Problems to solve
A - Answer these questions about the article on the mock Iraqi city at Fort Irwin:
(i) How many mock Iraqi villages does the National Training Center now have?
(ii) In what year was the National Training Center established?
(iii) What share of U.S. deaths in Iraq did IEDs cause in April?
B - Duplicate the part of the article on the mock Iraqi city at Fort Irwin that opens with the words containing "The National Training Center at" and closes with "buildings and homes.".
C - Pick up the article on the mock Iraqi city at Fort Irwin where it stops, and continue writing it.

Reading passage
== Segment start ==

GREGG K. KAKESAKO / GKAKESAKO@STARBULLETIN.COM
First Sgt. Lamont Christian of the 25th Infantry Division's 2nd Brigade Combat Team plays a member of the Kurdish Pesh Merga militia at the mock Iraqi village of Al Sharq at the National Training Center in Fort Irwin, Calif. The Army hopes to build a small city to train soldiers for firefights in dense urban areas.
Mock Iraqi city being built at military training center
FORT IRWIN, Calif. » A year from now, the Army hopes to unveil a small city to train soldiers for firefights like the one in densely urban Fallujah.
The National Training Center at Fort Irwin now has 12 mock Iraqi villages on more than 100,000 acres at the edge of Death Valley, said Special Forces Maj. John Clearwater. It uses shipping containers, railroad cars and storage sheds to replicate a town.
The villages, where more than 250 Iraqi expatriates live to add authenticity during a Schofield Barracks brigade's two-week training rotation, were constructed three months after the U.S. invaded Iraq in 2003.
"What has been lacking," Clearwater said, "is something resembling Fallujah, with highways and large buildings such as universities, apartments, shopping centers, government buildings and homes.
"By next year we hope to have erected a 300-building city in an area about 15 by 30 miles."
Clearwater said the 12 villages can replicate the problems facing a company commander with about 120 soldiers. The urban complex is geared to the problems facing a brigade commander, who commands 4,500 to 5,000 soldiers.
That is one of the many changes before the National Training Center, established in 1981. During the Cold War, it played a crucial role in preparing the Army's tank force to meet the challenges of the Soviet army.
Brig. Gen. Robert Cone, who commands the National Training Center, located in the Mojave Desert 150 miles northeast of Los Angeles, said it is doing more than just assisting units to prepare for combat in Iraq. The center is also working on ways to neutralize increasingly sophisticated use of homemade bombs by insurgents, which cause the bulk of combat deaths and injuries in Iraq.
The Brookings Institution, a Washington think tank, has reported that IEDs (improvised explosive devices) caused more than 38 percent of U.S. deaths in Iraq for every month since May 2005. In April they were responsible for the deaths of 43 U.S. troops, or 59.7 percent of those who died in Iraq that month.

== Segment end ==

Supplied records
== Segment start ==

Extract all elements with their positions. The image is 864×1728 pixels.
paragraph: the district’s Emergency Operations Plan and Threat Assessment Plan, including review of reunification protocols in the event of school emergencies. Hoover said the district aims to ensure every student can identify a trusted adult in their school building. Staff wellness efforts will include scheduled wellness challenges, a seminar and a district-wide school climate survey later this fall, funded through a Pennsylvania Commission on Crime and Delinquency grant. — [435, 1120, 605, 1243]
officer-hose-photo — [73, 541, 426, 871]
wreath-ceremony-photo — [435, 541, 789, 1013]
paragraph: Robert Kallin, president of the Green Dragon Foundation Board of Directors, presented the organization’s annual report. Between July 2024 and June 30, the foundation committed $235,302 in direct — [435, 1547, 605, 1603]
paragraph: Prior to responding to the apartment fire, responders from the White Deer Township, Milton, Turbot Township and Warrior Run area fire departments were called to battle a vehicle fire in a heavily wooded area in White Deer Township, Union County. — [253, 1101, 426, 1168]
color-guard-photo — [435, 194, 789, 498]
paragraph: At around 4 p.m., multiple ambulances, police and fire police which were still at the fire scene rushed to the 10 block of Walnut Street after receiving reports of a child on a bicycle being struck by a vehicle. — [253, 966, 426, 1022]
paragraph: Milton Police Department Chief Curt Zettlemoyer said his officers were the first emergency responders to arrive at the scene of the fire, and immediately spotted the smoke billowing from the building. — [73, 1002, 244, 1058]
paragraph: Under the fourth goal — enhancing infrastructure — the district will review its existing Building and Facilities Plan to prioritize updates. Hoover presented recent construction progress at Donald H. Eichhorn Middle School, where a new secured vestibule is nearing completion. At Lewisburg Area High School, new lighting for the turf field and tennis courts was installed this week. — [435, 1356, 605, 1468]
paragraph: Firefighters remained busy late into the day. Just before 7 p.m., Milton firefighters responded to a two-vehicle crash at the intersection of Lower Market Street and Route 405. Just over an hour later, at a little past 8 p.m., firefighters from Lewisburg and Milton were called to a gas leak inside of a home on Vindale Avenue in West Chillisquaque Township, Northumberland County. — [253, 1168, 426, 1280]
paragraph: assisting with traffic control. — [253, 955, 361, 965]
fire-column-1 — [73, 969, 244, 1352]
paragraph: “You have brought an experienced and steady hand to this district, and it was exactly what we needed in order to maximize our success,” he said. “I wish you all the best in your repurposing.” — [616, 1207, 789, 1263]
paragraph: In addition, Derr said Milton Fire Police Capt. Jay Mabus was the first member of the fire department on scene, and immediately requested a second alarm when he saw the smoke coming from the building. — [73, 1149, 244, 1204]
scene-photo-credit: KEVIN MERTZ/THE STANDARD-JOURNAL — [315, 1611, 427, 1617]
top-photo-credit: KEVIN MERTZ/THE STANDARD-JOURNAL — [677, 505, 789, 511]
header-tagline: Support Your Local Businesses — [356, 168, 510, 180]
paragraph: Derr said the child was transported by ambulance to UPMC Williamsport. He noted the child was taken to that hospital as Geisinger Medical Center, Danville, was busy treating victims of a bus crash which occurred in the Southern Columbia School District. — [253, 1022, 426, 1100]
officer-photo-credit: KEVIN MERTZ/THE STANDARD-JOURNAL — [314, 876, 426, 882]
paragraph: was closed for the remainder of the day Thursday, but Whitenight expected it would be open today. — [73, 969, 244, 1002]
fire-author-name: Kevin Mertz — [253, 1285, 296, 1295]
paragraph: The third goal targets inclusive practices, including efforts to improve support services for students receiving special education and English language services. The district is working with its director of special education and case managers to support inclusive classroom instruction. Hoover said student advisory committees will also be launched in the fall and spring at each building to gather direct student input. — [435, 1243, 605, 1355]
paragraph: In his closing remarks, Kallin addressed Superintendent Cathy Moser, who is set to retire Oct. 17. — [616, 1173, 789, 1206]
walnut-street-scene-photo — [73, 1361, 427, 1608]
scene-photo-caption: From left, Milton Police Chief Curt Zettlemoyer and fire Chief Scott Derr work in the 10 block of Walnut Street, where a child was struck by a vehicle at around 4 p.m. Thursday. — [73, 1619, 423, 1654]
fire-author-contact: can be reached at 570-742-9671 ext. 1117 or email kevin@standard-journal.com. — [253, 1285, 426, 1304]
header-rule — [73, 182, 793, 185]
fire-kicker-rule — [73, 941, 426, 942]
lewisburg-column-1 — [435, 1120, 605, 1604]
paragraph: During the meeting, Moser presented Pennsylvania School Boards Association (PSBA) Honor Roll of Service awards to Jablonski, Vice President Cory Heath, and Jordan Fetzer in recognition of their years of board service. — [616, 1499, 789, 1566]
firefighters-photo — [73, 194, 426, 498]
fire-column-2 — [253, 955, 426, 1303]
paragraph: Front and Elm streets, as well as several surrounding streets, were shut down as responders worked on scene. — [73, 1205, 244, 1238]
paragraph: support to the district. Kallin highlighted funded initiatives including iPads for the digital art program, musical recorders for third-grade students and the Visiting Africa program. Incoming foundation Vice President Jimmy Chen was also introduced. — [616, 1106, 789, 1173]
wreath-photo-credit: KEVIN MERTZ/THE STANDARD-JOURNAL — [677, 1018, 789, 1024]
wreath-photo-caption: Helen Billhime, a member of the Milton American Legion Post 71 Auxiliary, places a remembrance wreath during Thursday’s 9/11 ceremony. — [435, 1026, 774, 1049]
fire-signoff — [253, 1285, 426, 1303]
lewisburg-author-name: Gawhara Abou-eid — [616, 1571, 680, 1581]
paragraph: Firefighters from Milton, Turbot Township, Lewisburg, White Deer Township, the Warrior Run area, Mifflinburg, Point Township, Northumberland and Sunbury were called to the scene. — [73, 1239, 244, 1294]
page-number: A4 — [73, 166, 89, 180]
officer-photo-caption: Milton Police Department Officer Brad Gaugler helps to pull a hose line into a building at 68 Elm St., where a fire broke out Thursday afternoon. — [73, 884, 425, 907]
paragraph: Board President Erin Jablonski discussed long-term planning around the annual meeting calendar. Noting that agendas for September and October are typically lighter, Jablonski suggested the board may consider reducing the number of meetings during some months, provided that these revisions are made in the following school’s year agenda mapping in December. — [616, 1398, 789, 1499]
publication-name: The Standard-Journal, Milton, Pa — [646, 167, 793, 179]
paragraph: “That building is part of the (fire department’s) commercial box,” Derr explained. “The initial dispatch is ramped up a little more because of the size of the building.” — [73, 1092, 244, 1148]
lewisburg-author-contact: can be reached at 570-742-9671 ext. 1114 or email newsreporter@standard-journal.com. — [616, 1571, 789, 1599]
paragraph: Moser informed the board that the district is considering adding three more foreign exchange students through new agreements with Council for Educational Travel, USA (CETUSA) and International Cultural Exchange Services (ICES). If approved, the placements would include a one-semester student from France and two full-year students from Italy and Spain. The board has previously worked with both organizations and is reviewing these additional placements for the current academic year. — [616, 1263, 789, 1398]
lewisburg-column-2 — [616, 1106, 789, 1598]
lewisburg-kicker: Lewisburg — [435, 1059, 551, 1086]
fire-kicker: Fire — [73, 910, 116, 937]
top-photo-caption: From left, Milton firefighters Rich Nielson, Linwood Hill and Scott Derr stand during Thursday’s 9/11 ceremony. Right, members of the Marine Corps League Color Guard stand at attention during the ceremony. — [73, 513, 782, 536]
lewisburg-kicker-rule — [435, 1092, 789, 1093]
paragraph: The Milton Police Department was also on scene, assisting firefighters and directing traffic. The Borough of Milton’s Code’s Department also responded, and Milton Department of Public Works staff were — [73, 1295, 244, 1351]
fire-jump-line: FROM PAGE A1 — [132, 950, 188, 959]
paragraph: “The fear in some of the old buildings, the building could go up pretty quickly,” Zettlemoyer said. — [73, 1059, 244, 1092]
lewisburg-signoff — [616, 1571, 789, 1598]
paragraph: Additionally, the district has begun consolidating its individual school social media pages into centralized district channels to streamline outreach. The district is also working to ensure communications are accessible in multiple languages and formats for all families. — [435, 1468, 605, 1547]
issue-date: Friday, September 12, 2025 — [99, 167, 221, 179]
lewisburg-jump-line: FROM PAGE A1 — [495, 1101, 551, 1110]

== Segment end ==

Numbered answers
A -
(i) 12
(ii) 1981
(iii) 59.7 percent

B -
The National Training Center at Fort Irwin now has 12 mock Iraqi villages on more than 100,000 acres at the edge of Death Valley, said Special Forces Maj. John Clearwater. It uses shipping containers, railroad cars and storage sheds to replicate a town.
The villages, where more than 250 Iraqi expatriates live to add authenticity during a Schofield Barracks brigade's two-week training rotation, were constructed three months after the U.S. invaded Iraq in 2003.
"What has been lacking," Clearwater said, "is something resembling Fallujah, with highways and large buildings such as universities, apartments, shopping centers, government buildings and homes.

C -
In all, IEDs have been responsible for the deaths of 779 U.S. soldiers, or 32 percent of all fatalities in Iraq, from the start of military operations in March 2003 through April 30, the Brookings Institution reported.
"The area of IED is an area of technological innovation where the NTC is now playing a leading role," Cone wrote in a paper outlining changes at the National Training Center.
More than 5,000 soldiers of the 25th Infantry Division's 3rd Brigade Combat Team and several affiliated Schofield Barracks soldiers completed their final training here this week, including two weeks in "the box" -- an around-the-clock warfighting area.
Army leaders here say they will join the more than a third of the 132,500 soldiers now stationed in Iraq who have been through what the Army calls a graduate-level course in counterinsurgency.
The intense training continued even as the remote possibility was raised that the 3rd Brigade's deployment could be postponed. The Pentagon already has announced that 3,500 soldiers of the 2nd Brigade Combat Team of the 1st Infantry Division will not deploy to Iraq this year.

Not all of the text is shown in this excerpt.